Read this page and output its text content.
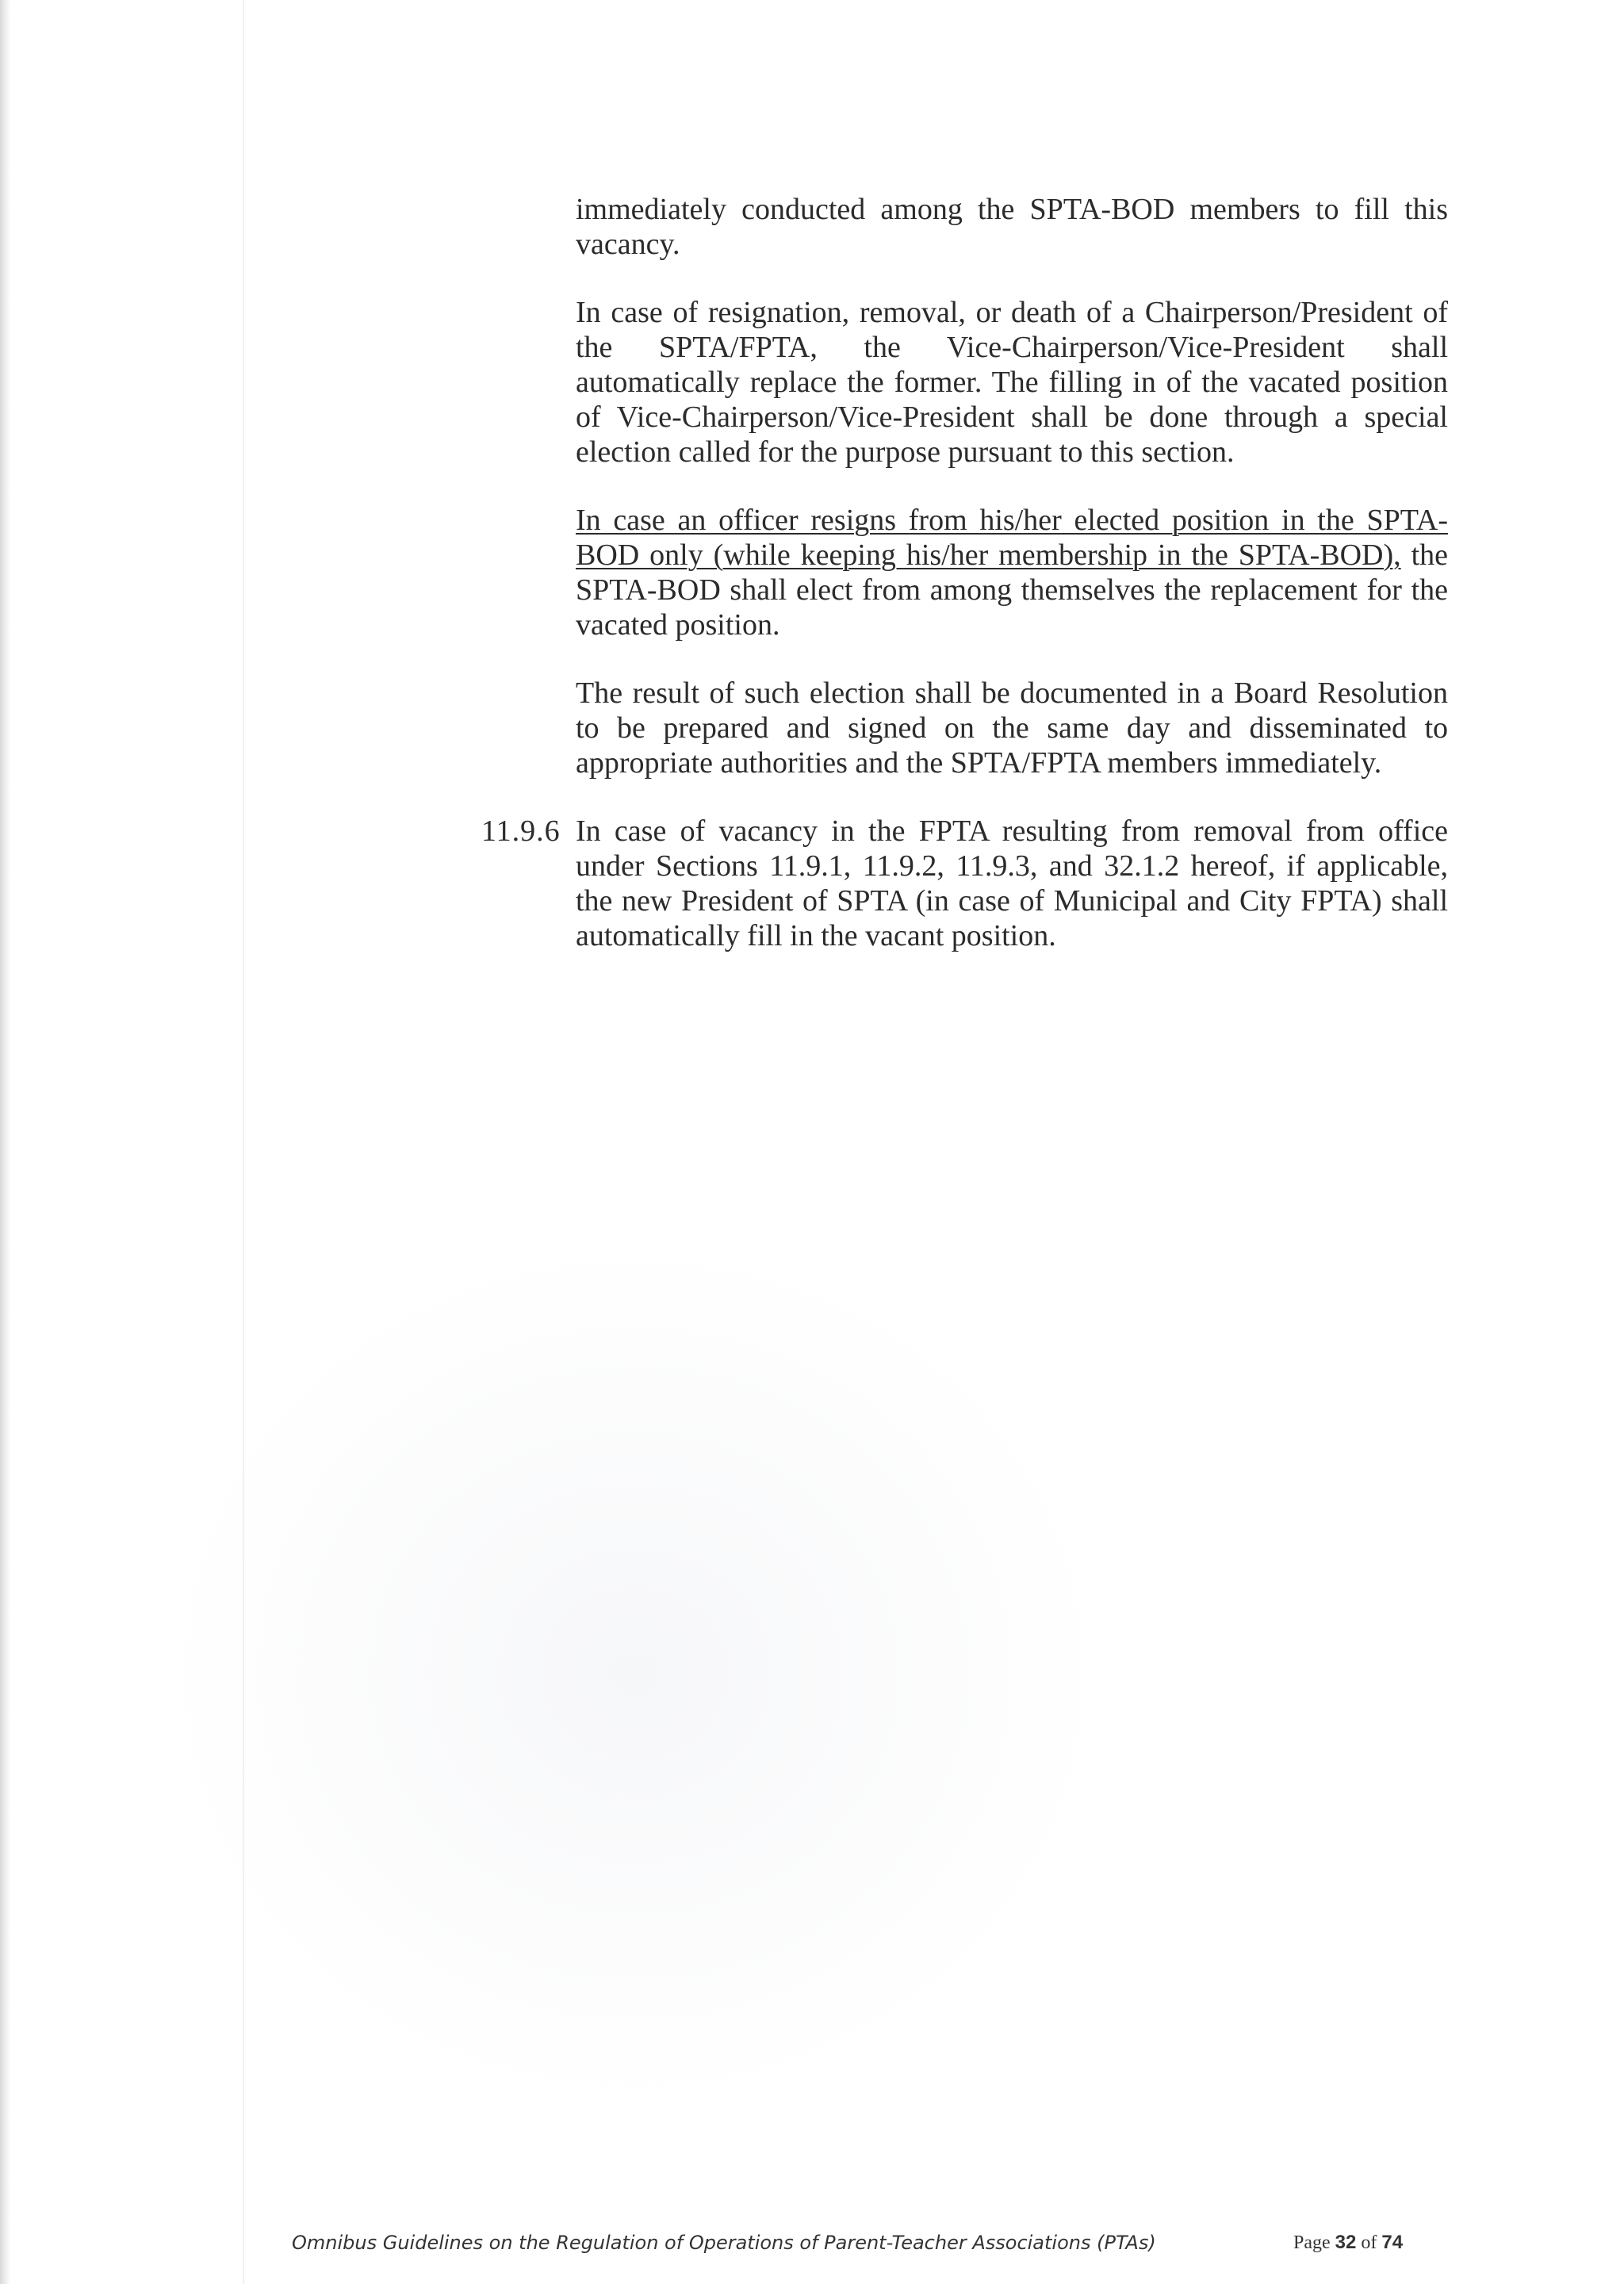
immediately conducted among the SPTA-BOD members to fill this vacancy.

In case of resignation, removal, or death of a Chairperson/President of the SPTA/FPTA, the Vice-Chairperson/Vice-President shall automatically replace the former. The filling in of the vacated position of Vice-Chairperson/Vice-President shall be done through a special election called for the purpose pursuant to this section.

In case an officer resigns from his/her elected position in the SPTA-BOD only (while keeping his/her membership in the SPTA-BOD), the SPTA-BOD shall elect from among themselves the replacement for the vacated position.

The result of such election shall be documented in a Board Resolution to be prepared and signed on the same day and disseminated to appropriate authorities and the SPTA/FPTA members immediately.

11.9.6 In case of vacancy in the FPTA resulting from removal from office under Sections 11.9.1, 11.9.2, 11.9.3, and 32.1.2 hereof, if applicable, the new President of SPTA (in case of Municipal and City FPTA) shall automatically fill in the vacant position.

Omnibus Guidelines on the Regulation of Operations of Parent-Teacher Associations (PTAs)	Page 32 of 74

_ _ _ _

REQUIRED WORK —
Write every record out again exactly; no pictures belong in the copy.

ANSWER BELOW —
Read this page and output its text content.
immediately conducted among the SPTA-BOD members to fill this vacancy.

In case of resignation, removal, or death of a Chairperson/President of the SPTA/FPTA, the Vice-Chairperson/Vice-President shall automatically replace the former. The filling in of the vacated position of Vice-Chairperson/Vice-President shall be done through a special election called for the purpose pursuant to this section.

In case an officer resigns from his/her elected position in the SPTA-BOD only (while keeping his/her membership in the SPTA-BOD), the SPTA-BOD shall elect from among themselves the replacement for the vacated position.

The result of such election shall be documented in a Board Resolution to be prepared and signed on the same day and disseminated to appropriate authorities and the SPTA/FPTA members immediately.

11.9.6 In case of vacancy in the FPTA resulting from removal from office under Sections 11.9.1, 11.9.2, 11.9.3, and 32.1.2 hereof, if applicable, the new President of SPTA (in case of Municipal and City FPTA) shall automatically fill in the vacant position.

Omnibus Guidelines on the Regulation of Operations of Parent-Teacher Associations (PTAs)	Page 32 of 74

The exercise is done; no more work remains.